* Start Records supplied *
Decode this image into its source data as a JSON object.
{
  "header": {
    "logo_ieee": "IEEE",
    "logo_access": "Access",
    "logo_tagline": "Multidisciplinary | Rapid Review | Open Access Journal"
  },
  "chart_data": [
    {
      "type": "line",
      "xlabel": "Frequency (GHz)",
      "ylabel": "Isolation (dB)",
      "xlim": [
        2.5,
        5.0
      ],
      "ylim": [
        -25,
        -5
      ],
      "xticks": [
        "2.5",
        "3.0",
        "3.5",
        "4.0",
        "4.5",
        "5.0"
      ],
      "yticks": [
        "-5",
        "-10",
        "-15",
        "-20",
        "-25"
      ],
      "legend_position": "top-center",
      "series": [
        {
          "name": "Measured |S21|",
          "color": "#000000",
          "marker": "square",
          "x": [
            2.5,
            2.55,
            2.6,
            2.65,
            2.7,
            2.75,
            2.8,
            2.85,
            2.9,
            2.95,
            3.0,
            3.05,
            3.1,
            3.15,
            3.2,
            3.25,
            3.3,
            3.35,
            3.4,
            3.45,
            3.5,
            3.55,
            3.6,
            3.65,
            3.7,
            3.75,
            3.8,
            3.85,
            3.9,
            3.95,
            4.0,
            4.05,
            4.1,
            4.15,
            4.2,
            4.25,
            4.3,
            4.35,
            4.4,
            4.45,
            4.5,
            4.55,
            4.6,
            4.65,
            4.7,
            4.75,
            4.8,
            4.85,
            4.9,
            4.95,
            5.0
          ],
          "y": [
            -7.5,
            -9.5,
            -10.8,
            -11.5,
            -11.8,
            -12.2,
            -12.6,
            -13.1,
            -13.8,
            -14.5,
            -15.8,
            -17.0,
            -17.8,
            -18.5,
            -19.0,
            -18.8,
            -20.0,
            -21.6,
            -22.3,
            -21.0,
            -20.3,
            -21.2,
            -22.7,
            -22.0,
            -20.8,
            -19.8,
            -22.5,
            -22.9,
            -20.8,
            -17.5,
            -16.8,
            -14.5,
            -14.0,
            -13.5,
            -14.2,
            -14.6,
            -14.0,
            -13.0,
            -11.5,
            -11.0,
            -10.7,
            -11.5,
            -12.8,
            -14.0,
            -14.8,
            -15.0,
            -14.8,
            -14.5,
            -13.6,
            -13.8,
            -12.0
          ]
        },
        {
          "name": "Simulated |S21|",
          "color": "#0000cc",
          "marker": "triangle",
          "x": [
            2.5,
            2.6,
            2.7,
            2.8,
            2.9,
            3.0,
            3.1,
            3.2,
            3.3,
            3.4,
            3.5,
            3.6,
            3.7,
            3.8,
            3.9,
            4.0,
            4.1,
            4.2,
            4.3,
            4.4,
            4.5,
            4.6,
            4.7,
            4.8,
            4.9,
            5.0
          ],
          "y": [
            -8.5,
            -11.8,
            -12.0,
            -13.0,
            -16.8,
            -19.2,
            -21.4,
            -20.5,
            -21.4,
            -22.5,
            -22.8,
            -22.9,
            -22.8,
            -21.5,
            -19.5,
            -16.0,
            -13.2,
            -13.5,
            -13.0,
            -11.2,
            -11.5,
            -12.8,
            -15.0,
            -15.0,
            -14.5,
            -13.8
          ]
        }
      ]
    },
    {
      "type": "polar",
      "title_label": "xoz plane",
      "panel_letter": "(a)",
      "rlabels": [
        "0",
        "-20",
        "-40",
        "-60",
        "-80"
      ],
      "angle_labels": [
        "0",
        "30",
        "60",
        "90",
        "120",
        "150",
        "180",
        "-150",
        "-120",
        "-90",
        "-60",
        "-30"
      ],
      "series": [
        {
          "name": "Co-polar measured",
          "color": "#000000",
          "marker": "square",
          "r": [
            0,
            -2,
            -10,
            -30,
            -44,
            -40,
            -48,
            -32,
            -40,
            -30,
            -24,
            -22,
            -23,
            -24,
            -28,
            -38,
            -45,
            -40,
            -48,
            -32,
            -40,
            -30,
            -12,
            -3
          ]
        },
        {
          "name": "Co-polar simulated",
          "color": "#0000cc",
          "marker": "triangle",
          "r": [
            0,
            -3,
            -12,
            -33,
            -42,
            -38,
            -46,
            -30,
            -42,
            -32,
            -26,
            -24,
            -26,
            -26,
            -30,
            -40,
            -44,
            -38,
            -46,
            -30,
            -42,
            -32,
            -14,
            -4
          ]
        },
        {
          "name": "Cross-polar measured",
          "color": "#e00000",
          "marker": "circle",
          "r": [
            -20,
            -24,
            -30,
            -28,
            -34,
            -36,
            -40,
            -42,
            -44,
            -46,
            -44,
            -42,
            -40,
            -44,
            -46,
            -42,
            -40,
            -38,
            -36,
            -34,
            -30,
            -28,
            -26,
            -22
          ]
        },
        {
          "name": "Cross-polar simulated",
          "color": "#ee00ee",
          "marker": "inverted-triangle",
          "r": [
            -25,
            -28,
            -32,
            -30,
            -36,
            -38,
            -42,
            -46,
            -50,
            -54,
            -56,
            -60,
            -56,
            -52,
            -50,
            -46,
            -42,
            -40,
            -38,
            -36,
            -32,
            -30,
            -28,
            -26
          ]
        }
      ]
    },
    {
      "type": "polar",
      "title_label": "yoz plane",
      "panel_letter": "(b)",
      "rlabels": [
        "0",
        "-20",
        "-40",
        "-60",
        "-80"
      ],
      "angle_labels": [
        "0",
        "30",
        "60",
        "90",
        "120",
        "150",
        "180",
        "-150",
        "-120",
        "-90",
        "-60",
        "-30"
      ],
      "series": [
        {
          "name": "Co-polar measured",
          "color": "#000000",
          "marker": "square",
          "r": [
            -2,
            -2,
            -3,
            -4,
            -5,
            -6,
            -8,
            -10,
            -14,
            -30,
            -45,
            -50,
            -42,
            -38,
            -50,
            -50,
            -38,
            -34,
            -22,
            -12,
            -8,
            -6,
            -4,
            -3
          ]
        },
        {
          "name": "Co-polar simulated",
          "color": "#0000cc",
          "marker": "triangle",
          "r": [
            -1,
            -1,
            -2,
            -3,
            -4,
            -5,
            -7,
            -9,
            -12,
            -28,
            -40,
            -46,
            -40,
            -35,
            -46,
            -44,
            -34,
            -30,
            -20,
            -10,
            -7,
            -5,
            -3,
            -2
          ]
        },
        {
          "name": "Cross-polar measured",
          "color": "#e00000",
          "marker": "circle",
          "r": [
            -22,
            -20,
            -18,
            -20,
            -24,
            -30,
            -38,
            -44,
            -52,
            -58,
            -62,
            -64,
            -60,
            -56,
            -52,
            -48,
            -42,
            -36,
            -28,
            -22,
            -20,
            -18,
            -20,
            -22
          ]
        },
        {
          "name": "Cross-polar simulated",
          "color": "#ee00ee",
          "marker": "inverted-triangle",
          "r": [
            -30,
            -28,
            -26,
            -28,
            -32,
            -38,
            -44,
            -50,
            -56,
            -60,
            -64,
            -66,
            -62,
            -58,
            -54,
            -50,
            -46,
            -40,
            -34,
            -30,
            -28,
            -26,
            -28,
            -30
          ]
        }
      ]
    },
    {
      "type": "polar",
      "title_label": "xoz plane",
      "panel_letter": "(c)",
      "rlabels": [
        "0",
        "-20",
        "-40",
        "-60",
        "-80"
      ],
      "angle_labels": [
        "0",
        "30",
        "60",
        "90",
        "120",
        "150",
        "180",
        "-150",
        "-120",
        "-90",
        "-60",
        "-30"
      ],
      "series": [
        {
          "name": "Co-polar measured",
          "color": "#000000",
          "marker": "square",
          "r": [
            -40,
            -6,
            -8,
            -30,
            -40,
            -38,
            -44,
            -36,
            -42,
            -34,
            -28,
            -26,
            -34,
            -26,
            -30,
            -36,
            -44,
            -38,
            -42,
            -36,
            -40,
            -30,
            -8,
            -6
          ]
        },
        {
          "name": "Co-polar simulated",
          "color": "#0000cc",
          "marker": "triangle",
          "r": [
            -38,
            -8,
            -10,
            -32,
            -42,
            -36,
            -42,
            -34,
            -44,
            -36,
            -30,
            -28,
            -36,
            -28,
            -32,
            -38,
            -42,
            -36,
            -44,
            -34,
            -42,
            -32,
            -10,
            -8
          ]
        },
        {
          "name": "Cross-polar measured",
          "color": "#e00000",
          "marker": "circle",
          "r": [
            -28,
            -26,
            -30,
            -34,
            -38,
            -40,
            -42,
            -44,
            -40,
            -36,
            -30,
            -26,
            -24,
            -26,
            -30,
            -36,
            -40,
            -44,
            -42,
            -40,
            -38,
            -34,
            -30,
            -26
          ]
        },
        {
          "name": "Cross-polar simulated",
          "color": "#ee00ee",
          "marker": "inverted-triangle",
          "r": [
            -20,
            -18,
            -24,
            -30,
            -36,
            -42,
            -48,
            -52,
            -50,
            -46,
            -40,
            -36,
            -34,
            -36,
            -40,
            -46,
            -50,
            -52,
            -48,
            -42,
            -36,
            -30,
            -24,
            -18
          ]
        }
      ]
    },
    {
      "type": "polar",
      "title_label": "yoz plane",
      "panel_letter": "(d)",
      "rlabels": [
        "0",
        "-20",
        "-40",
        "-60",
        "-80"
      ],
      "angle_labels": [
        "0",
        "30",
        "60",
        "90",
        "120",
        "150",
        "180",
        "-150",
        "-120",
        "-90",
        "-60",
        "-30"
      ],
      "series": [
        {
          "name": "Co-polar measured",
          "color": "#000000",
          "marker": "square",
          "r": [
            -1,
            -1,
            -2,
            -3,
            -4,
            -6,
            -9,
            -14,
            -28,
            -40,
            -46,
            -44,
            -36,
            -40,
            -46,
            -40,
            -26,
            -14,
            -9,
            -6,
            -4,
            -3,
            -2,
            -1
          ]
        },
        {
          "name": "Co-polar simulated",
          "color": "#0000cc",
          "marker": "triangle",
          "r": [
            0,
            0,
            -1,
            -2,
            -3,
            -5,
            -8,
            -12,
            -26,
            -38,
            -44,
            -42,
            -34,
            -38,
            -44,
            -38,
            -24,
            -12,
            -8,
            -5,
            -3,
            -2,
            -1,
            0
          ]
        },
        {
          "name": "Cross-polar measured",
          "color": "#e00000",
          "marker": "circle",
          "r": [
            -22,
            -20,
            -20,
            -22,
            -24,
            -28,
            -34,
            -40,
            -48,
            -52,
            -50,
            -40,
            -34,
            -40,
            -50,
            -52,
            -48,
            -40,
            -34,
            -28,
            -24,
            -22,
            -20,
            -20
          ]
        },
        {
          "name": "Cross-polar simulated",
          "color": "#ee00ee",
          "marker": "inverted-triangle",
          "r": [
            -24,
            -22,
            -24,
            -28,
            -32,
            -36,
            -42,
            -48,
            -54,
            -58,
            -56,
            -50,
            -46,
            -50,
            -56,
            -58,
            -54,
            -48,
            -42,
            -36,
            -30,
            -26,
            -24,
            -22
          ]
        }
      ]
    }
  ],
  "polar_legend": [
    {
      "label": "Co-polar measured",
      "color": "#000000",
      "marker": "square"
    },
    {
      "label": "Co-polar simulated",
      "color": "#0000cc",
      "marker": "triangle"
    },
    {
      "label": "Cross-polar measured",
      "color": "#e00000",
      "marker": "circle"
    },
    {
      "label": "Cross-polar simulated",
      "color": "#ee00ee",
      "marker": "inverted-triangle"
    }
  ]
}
* End Records supplied *
To do: Show all lines in the entries above where the string "Access" appears.

Worked solution:
    "logo_access": "Access",
    "logo_tagline": "Multidisciplinary | Rapid Review | Open Access Journal"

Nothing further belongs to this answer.